» ENTRIES PROVIDED
......

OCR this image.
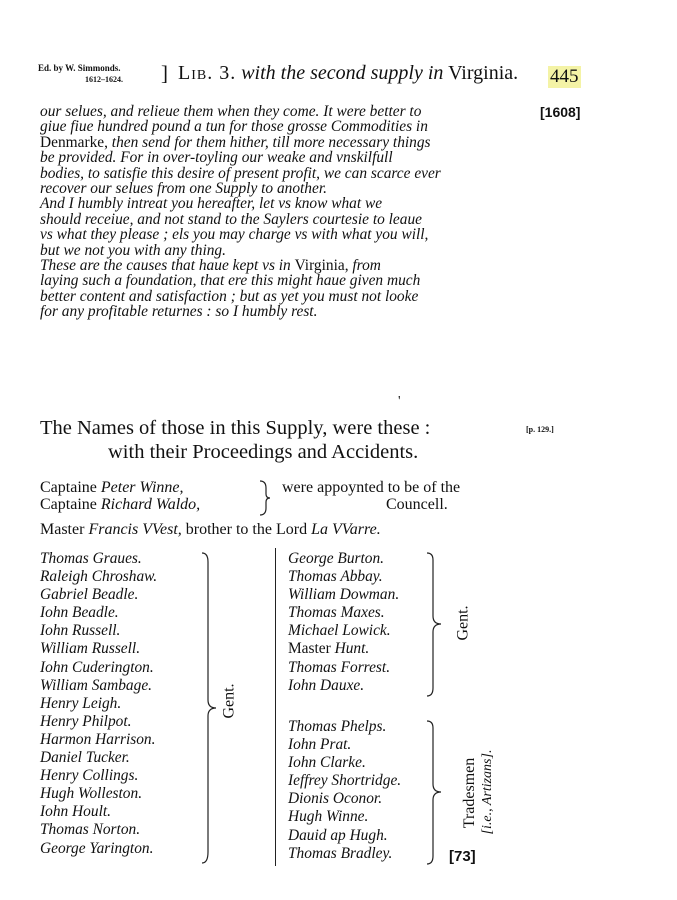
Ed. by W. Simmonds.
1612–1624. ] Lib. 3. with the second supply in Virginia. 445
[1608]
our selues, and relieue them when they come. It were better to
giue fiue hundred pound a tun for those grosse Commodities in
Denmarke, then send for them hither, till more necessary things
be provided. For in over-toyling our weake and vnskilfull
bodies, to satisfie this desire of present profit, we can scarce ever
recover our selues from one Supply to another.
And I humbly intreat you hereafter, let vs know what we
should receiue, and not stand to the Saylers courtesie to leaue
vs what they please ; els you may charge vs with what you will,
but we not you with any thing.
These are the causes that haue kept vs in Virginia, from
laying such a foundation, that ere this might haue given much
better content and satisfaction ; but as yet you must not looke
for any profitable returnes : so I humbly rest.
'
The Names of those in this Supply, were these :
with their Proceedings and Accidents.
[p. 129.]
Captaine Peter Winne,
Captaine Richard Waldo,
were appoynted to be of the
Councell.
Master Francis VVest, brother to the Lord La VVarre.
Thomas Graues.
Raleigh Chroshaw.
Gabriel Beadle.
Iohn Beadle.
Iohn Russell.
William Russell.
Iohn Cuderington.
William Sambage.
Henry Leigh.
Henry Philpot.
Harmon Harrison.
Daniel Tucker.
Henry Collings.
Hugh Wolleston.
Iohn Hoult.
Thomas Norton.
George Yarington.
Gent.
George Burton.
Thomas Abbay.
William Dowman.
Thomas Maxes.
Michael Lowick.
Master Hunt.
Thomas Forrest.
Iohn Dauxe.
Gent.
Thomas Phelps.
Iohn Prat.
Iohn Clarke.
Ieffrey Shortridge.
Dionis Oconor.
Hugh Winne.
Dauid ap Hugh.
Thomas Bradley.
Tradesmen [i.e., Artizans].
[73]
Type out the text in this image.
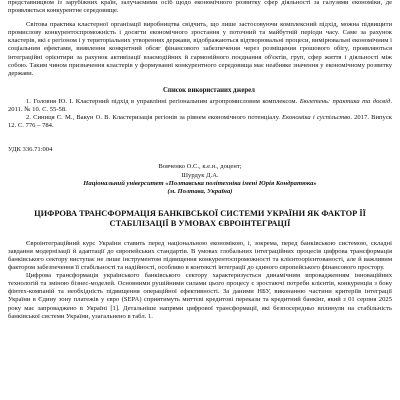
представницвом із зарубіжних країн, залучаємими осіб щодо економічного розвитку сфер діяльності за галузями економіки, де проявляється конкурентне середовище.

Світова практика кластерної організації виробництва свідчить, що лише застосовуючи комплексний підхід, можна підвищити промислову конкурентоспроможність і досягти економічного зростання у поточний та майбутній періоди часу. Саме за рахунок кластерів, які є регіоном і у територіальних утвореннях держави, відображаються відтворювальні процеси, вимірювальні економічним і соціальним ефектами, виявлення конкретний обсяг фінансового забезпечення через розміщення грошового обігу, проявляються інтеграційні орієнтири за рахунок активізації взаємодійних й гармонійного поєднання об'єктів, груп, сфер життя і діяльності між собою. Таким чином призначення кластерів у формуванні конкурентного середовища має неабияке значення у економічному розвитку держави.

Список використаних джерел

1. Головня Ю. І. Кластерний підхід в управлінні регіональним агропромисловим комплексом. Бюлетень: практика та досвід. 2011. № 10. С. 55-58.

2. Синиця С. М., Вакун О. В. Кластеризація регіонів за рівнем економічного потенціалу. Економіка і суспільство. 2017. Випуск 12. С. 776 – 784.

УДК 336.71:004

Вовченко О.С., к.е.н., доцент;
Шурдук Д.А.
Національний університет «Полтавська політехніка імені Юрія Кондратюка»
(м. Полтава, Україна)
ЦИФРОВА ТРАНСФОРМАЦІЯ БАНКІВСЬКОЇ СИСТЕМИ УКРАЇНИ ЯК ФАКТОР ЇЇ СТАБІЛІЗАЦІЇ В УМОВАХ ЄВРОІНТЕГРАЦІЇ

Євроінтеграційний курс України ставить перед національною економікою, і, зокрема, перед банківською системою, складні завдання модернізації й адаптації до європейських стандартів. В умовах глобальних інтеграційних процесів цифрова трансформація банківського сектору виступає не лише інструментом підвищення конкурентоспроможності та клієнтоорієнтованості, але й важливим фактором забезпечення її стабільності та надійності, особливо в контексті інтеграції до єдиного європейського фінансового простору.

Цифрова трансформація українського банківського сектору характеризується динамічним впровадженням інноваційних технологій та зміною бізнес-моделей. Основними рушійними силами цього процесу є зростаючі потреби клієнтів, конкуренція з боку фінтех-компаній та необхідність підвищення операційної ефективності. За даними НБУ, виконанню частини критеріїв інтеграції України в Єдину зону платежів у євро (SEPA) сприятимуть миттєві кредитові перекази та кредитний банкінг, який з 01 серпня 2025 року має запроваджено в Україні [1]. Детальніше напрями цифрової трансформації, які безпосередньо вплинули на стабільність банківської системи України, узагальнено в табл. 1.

......

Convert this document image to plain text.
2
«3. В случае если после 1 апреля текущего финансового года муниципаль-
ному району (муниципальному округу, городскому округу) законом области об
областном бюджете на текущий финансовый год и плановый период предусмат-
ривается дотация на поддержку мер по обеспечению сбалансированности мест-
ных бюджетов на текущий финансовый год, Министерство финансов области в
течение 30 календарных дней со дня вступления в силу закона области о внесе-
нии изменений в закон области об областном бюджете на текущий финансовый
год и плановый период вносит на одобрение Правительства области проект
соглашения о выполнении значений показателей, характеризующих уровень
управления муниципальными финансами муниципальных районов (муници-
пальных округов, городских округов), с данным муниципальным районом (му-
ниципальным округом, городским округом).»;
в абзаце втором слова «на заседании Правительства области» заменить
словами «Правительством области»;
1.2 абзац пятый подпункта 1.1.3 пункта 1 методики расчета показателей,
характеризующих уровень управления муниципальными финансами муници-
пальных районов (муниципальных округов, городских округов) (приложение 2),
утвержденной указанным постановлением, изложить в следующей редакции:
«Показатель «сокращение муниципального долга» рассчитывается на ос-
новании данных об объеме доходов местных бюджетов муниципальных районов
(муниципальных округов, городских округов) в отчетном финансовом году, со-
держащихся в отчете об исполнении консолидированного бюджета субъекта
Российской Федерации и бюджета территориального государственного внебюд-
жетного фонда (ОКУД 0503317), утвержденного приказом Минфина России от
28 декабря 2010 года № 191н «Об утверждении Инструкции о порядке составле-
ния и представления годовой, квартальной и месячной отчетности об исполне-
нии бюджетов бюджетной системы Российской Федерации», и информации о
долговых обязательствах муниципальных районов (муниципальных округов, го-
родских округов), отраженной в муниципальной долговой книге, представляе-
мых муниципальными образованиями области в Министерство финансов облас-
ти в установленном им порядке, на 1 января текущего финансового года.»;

......

» WHAT IS ASKED
Identify all lines in the records above with the word "финансовый".

» ANSWER TO THE TASK
областном бюджете на текущий финансовый год и плановый период предусмат-
ных бюджетов на текущий финансовый год, Министерство финансов области в
нии изменений в закон области об областном бюджете на текущий финансовый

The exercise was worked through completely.